■ Dataset records ■
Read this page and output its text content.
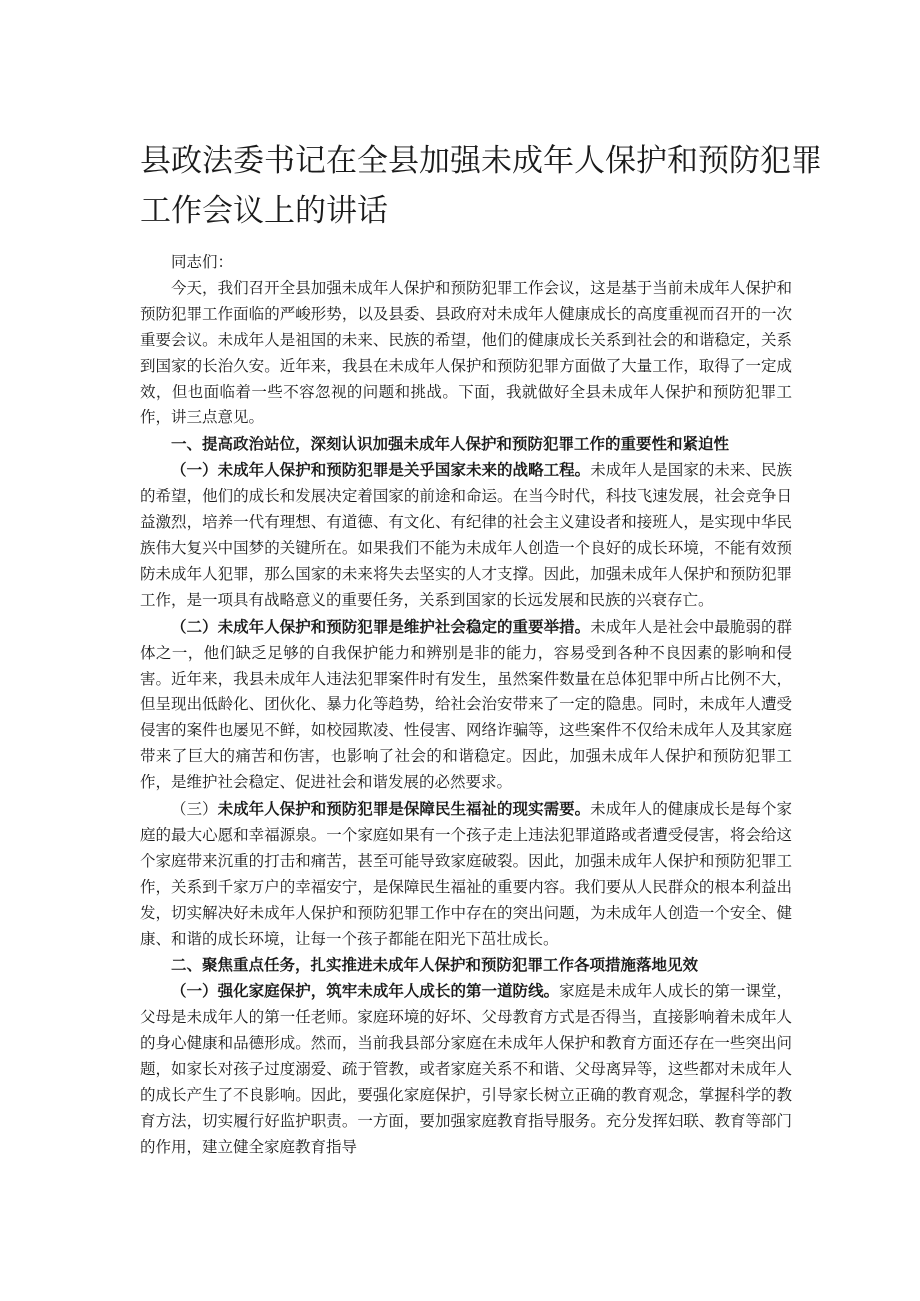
县政法委书记在全县加强未成年人保护和预防犯罪
工作会议上的讲话

同志们：

今天，我们召开全县加强未成年人保护和预防犯罪工作会议，这是基于当前未成年人保护和预防犯罪工作面临的严峻形势，以及县委、县政府对未成年人健康成长的高度重视而召开的一次重要会议。未成年人是祖国的未来、民族的希望，他们的健康成长关系到社会的和谐稳定，关系到国家的长治久安。近年来，我县在未成年人保护和预防犯罪方面做了大量工作，取得了一定成效，但也面临着一些不容忽视的问题和挑战。下面，我就做好全县未成年人保护和预防犯罪工作，讲三点意见。

一、提高政治站位，深刻认识加强未成年人保护和预防犯罪工作的重要性和紧迫性

（一）未成年人保护和预防犯罪是关乎国家未来的战略工程。未成年人是国家的未来、民族的希望，他们的成长和发展决定着国家的前途和命运。在当今时代，科技飞速发展，社会竞争日益激烈，培养一代有理想、有道德、有文化、有纪律的社会主义建设者和接班人，是实现中华民族伟大复兴中国梦的关键所在。如果我们不能为未成年人创造一个良好的成长环境，不能有效预防未成年人犯罪，那么国家的未来将失去坚实的人才支撑。因此，加强未成年人保护和预防犯罪工作，是一项具有战略意义的重要任务，关系到国家的长远发展和民族的兴衰存亡。

（二）未成年人保护和预防犯罪是维护社会稳定的重要举措。未成年人是社会中最脆弱的群体之一，他们缺乏足够的自我保护能力和辨别是非的能力，容易受到各种不良因素的影响和侵害。近年来，我县未成年人违法犯罪案件时有发生，虽然案件数量在总体犯罪中所占比例不大，但呈现出低龄化、团伙化、暴力化等趋势，给社会治安带来了一定的隐患。同时，未成年人遭受侵害的案件也屡见不鲜，如校园欺凌、性侵害、网络诈骗等，这些案件不仅给未成年人及其家庭带来了巨大的痛苦和伤害，也影响了社会的和谐稳定。因此，加强未成年人保护和预防犯罪工作，是维护社会稳定、促进社会和谐发展的必然要求。

（三）未成年人保护和预防犯罪是保障民生福祉的现实需要。未成年人的健康成长是每个家庭的最大心愿和幸福源泉。一个家庭如果有一个孩子走上违法犯罪道路或者遭受侵害，将会给这个家庭带来沉重的打击和痛苦，甚至可能导致家庭破裂。因此，加强未成年人保护和预防犯罪工作，关系到千家万户的幸福安宁，是保障民生福祉的重要内容。我们要从人民群众的根本利益出发，切实解决好未成年人保护和预防犯罪工作中存在的突出问题，为未成年人创造一个安全、健康、和谐的成长环境，让每一个孩子都能在阳光下茁壮成长。

二、聚焦重点任务，扎实推进未成年人保护和预防犯罪工作各项措施落地见效

（一）强化家庭保护，筑牢未成年人成长的第一道防线。家庭是未成年人成长的第一课堂，父母是未成年人的第一任老师。家庭环境的好坏、父母教育方式是否得当，直接影响着未成年人的身心健康和品德形成。然而，当前我县部分家庭在未成年人保护和教育方面还存在一些突出问题，如家长对孩子过度溺爱、疏于管教，或者家庭关系不和谐、父母离异等，这些都对未成年人的成长产生了不良影响。因此，要强化家庭保护，引导家长树立正确的教育观念，掌握科学的教育方法，切实履行好监护职责。一方面，要加强家庭教育指导服务。充分发挥妇联、教育等部门的作用，建立健全家庭教育指导
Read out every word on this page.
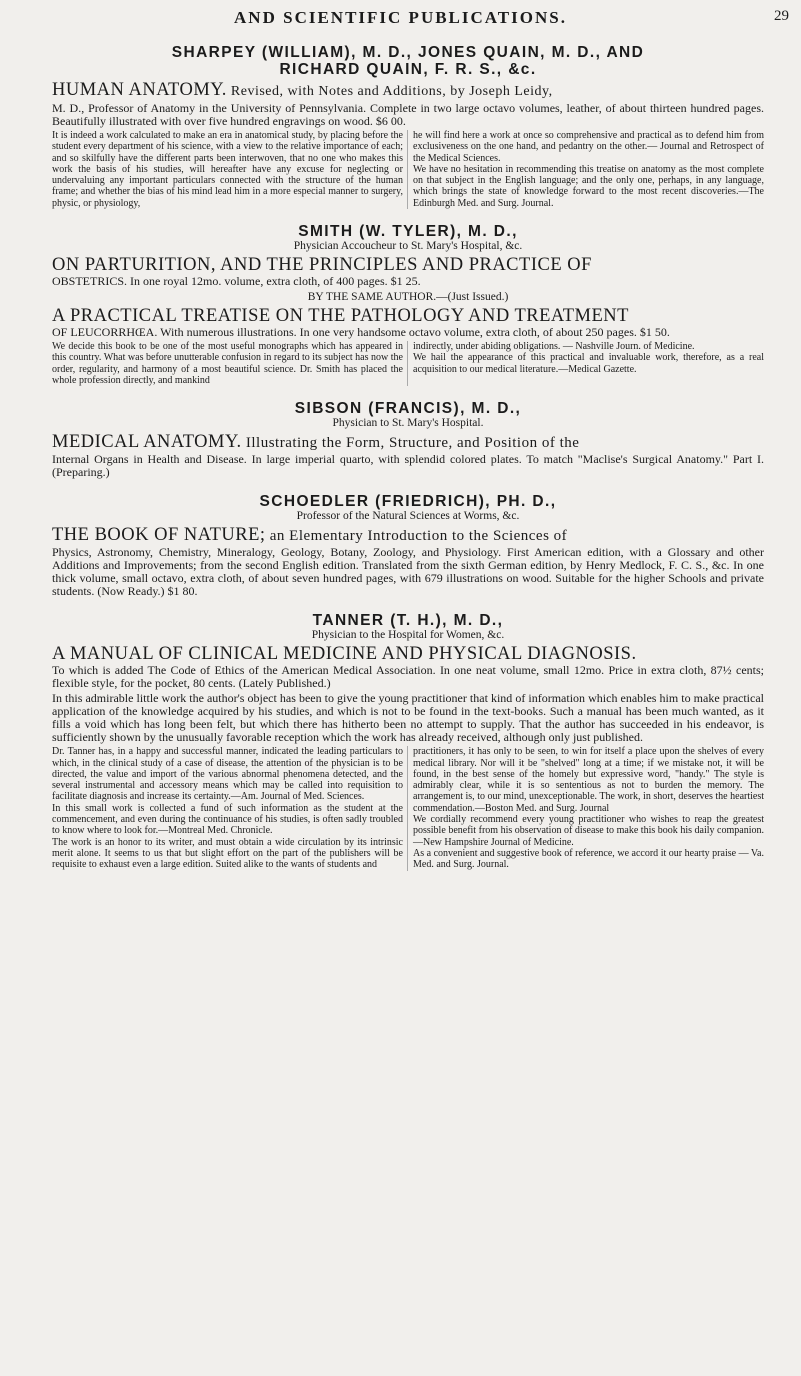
AND SCIENTIFIC PUBLICATIONS.	29
SHARPEY (WILLIAM), M. D., JONES QUAIN, M. D., AND
RICHARD QUAIN, F. R. S., &c.
HUMAN ANATOMY. Revised, with Notes and Additions, by Joseph Leidy,
M. D., Professor of Anatomy in the University of Pennsylvania. Complete in two large octavo volumes, leather, of about thirteen hundred pages. Beautifully illustrated with over five hundred engravings on wood. $6 00.

It is indeed a work calculated to make an era in anatomical study, by placing before the student every department of his science, with a view to the relative importance of each; and so skilfully have the different parts been interwoven, that no one who makes this work the basis of his studies, will hereafter have any excuse for neglecting or undervaluing any important particulars connected with the structure of the human frame; and whether the bias of his mind lead him in a more especial manner to surgery, physic, or physiology,

he will find here a work at once so comprehensive and practical as to defend him from exclusiveness on the one hand, and pedantry on the other.— Journal and Retrospect of the Medical Sciences.
We have no hesitation in recommending this treatise on anatomy as the most complete on that subject in the English language; and the only one, perhaps, in any language, which brings the state of knowledge forward to the most recent discoveries.—The Edinburgh Med. and Surg. Journal.

SMITH (W. TYLER), M. D.,
Physician Accoucheur to St. Mary's Hospital, &c.
ON PARTURITION, AND THE PRINCIPLES AND PRACTICE OF
OBSTETRICS. In one royal 12mo. volume, extra cloth, of 400 pages. $1 25.
BY THE SAME AUTHOR.—(Just Issued.)
A PRACTICAL TREATISE ON THE PATHOLOGY AND TREATMENT
OF LEUCORRHŒA. With numerous illustrations. In one very handsome octavo volume, extra cloth, of about 250 pages. $1 50.

We decide this book to be one of the most useful monographs which has appeared in this country. What was before unutterable confusion in regard to its subject has now the order, regularity, and harmony of a most beautiful science. Dr. Smith has placed the whole profession directly, and mankind

indirectly, under abiding obligations. — Nashville Journ. of Medicine.
We hail the appearance of this practical and invaluable work, therefore, as a real acquisition to our medical literature.—Medical Gazette.

SIBSON (FRANCIS), M. D.,
Physician to St. Mary's Hospital.
MEDICAL ANATOMY. Illustrating the Form, Structure, and Position of the
Internal Organs in Health and Disease. In large imperial quarto, with splendid colored plates. To match "Maclise's Surgical Anatomy." Part I. (Preparing.)
SCHOEDLER (FRIEDRICH), PH. D.,
Professor of the Natural Sciences at Worms, &c.
THE BOOK OF NATURE; an Elementary Introduction to the Sciences of
Physics, Astronomy, Chemistry, Mineralogy, Geology, Botany, Zoology, and Physiology. First American edition, with a Glossary and other Additions and Improvements; from the second English edition. Translated from the sixth German edition, by Henry Medlock, F. C. S., &c. In one thick volume, small octavo, extra cloth, of about seven hundred pages, with 679 illustrations on wood. Suitable for the higher Schools and private students. (Now Ready.) $1 80.
TANNER (T. H.), M. D.,
Physician to the Hospital for Women, &c.
A MANUAL OF CLINICAL MEDICINE AND PHYSICAL DIAGNOSIS.
To which is added The Code of Ethics of the American Medical Association. In one neat volume, small 12mo. Price in extra cloth, 87½ cents; flexible style, for the pocket, 80 cents. (Lately Published.)
In this admirable little work the author's object has been to give the young practitioner that kind of information which enables him to make practical application of the knowledge acquired by his studies, and which is not to be found in the text-books. Such a manual has been much wanted, as it fills a void which has long been felt, but which there has hitherto been no attempt to supply. That the author has succeeded in his endeavor, is sufficiently shown by the unusually favorable reception which the work has already received, although only just published.

Dr. Tanner has, in a happy and successful manner, indicated the leading particulars to which, in the clinical study of a case of disease, the attention of the physician is to be directed, the value and import of the various abnormal phenomena detected, and the several instrumental and accessory means which may be called into requisition to facilitate diagnosis and increase its certainty.—Am. Journal of Med. Sciences.
In this small work is collected a fund of such information as the student at the commencement, and even during the continuance of his studies, is often sadly troubled to know where to look for.—Montreal Med. Chronicle.
The work is an honor to its writer, and must obtain a wide circulation by its intrinsic merit alone. It seems to us that but slight effort on the part of the publishers will be requisite to exhaust even a large edition. Suited alike to the wants of students and

practitioners, it has only to be seen, to win for itself a place upon the shelves of every medical library. Nor will it be "shelved" long at a time; if we mistake not, it will be found, in the best sense of the homely but expressive word, "handy." The style is admirably clear, while it is so sententious as not to burden the memory. The arrangement is, to our mind, unexceptionable. The work, in short, deserves the heartiest commendation.—Boston Med. and Surg. Journal
We cordially recommend every young practitioner who wishes to reap the greatest possible benefit from his observation of disease to make this book his daily companion.—New Hampshire Journal of Medicine.
As a convenient and suggestive book of reference, we accord it our hearty praise — Va. Med. and Surg. Journal.
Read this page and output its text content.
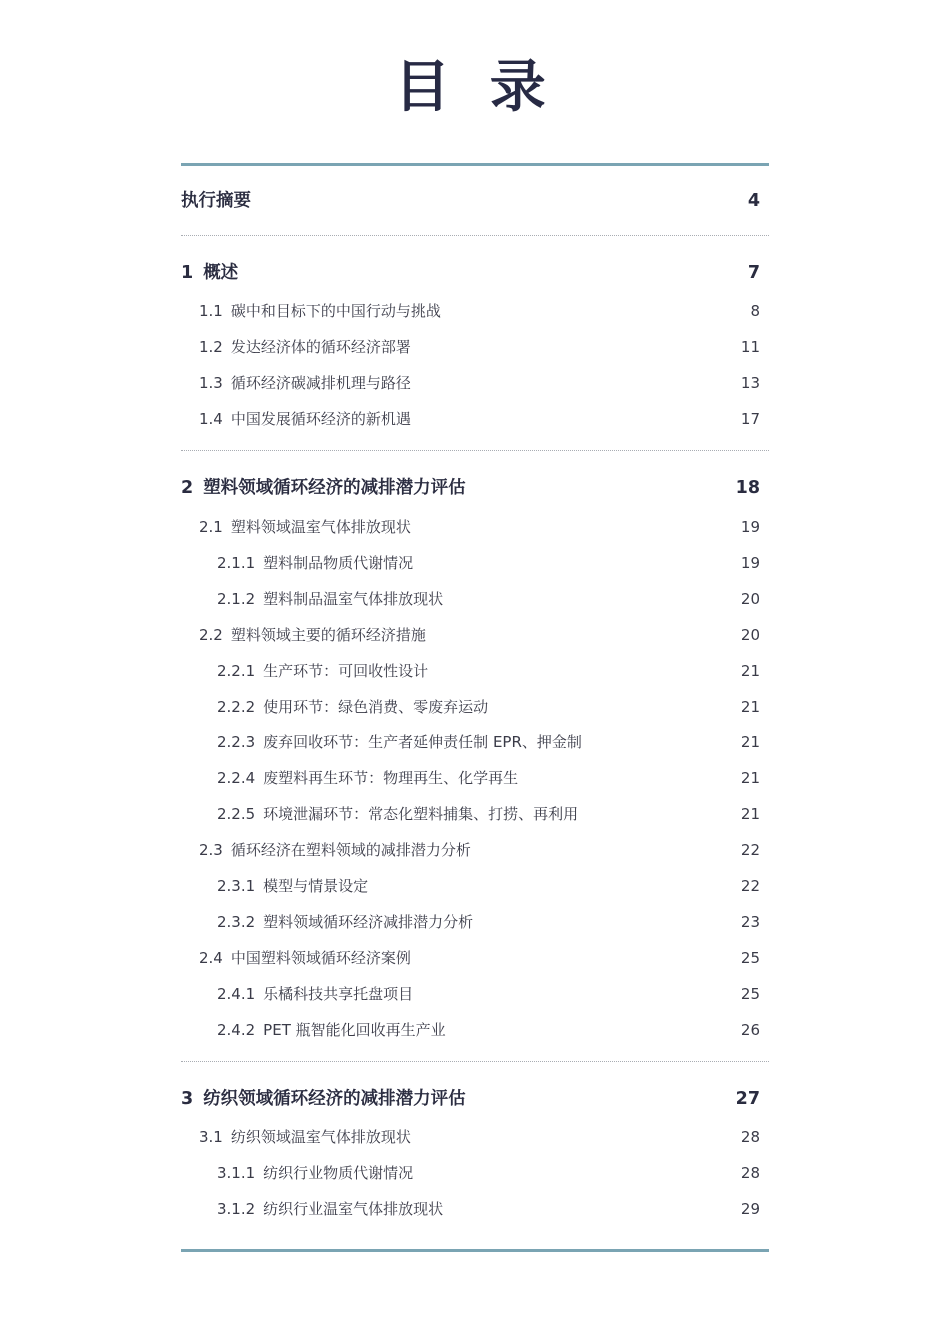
目 录
执行摘要	4
1 概述	7
1.1 碳中和目标下的中国行动与挑战	8
1.2 发达经济体的循环经济部署	11
1.3 循环经济碳减排机理与路径	13
1.4 中国发展循环经济的新机遇	17
2 塑料领域循环经济的减排潜力评估	18
2.1 塑料领域温室气体排放现状	19
2.1.1 塑料制品物质代谢情况	19
2.1.2 塑料制品温室气体排放现状	20
2.2 塑料领域主要的循环经济措施	20
2.2.1 生产环节：可回收性设计	21
2.2.2 使用环节：绿色消费、零废弃运动	21
2.2.3 废弃回收环节：生产者延伸责任制 EPR、押金制	21
2.2.4 废塑料再生环节：物理再生、化学再生	21
2.2.5 环境泄漏环节：常态化塑料捕集、打捞、再利用	21
2.3 循环经济在塑料领域的减排潜力分析	22
2.3.1 模型与情景设定	22
2.3.2 塑料领域循环经济减排潜力分析	23
2.4 中国塑料领域循环经济案例	25
2.4.1 乐橘科技共享托盘项目	25
2.4.2 PET 瓶智能化回收再生产业	26
3 纺织领域循环经济的减排潜力评估	27
3.1 纺织领域温室气体排放现状	28
3.1.1 纺织行业物质代谢情况	28
3.1.2 纺织行业温室气体排放现状	29
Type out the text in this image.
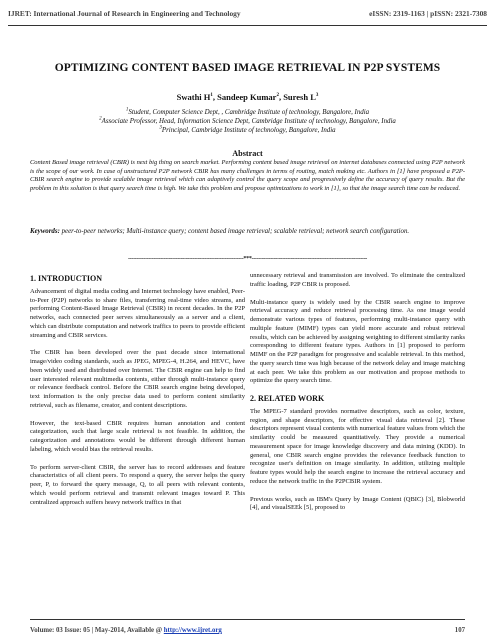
IJRET: International Journal of Research in Engineering and Technology	eISSN: 2319-1163 | pISSN: 2321-7308
OPTIMIZING CONTENT BASED IMAGE RETRIEVAL IN P2P SYSTEMS
Swathi $H^1$, Sandeep Kumar$^2$, Suresh $L^3$
$^1$Student, Computer Science Dept, , Cambridge Institute of technology, Bangalore, India
$^2$Associate Professor, Head, Information Science Dept, Cambridge Institute of technology, Bangalore, India
$^3$Principal, Cambridge Institute of technology, Bangalore, India
Abstract
Content Based image retrieval (CBIR) is next big thing on search market. Performing content based image retrieval on internet databases connected using P2P network is the scope of our work. In case of unstructured P2P network CBIR has many challenges in terms of routing, match making etc. Authors in [1] have proposed a P2P-CBIR search engine to provide scalable image retrieval which can adaptively control the query scope and progressively define the accuracy of query results. But the problem in this solution is that query search time is high. We take this problem and propose optimizations to work in [1], so that the image search time can be reduced.
Keywords: peer-to-peer networks; Multi-instance query; content based image retrieval; scalable retrieval; network search configuration.
--------------------------------------------------------------------***--------------------------------------------------------------------
1. INTRODUCTION

Advancement of digital media coding and Internet technology have enabled, Peer-to-Peer (P2P) networks to share files, transferring real-time video streams, and performing Content-Based Image Retrieval (CBIR) in recent decades. In the P2P networks, each connected peer serves simultaneously as a server and a client, which can distribute computation and network traffics to peers to provide efficient streaming and CBIR services.

The CBIR has been developed over the past decade since international image/video coding standards, such as JPEG, MPEG-4, H.264, and HEVC, have been widely used and distributed over Internet. The CBIR engine can help to find user interested relevant multimedia contents, either through multi-instance query or relevance feedback control. Before the CBIR search engine being developed, text information is the only precise data used to perform content similarity retrieval, such as filename, creator, and content descriptions.

However, the text-based CBIR requires human annotation and content categorization, such that large scale retrieval is not feasible. In addition, the categorization and annotations would be different through different human labeling, which would bias the retrieval results.

To perform server-client CBIR, the server has to record addresses and feature characteristics of all client peers. To respond a query, the server helps the query peer, P, to forward the query message, Q, to all peers with relevant contents, which would perform retrieval and transmit relevant images toward P. This centralized approach suffers heavy network traffics in that

unnecessary retrieval and transmission are involved. To eliminate the centralized traffic loading, P2P CBIR is proposed.

Multi-instance query is widely used by the CBIR search engine to improve retrieval accuracy and reduce retrieval processing time. As one image would demonstrate various types of features, performing multi-instance query with multiple feature (MIMF) types can yield more accurate and robust retrieval results, which can be achieved by assigning weighting to different similarity ranks corresponding to different feature types. Authors in [1] proposed to perform MIMF on the P2P paradigm for progressive and scalable retrieval. In this method, the query search time was high because of the network delay and image matching at each peer. We take this problem as our motivation and propose methods to optimize the query search time.

2. RELATED WORK

The MPEG-7 standard provides normative descriptors, such as color, texture, region, and shape descriptors, for effective visual data retrieval [2]. These descriptors represent visual contents with numerical feature values from which the similarity could be measured quantitatively. They provide a numerical measurement space for image knowledge discovery and data mining (KDD). In general, one CBIR search engine provides the relevance feedback function to recognize user's definition on image similarity. In addition, utilizing multiple feature types would help the search engine to increase the retrieval accuracy and reduce the network traffic in the P2PCBIR system.

Previous works, such as IBM's Query by Image Content (QBIC) [3], Blobworld [4], and visualSEEk [5], proposed to

Volume: 03 Issue: 05 | May-2014, Available @ http://www.ijret.org	107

■ The exercise ■
Report how many lines include the word "Mary". Give nothing but the number.

■ Exercise response ■
2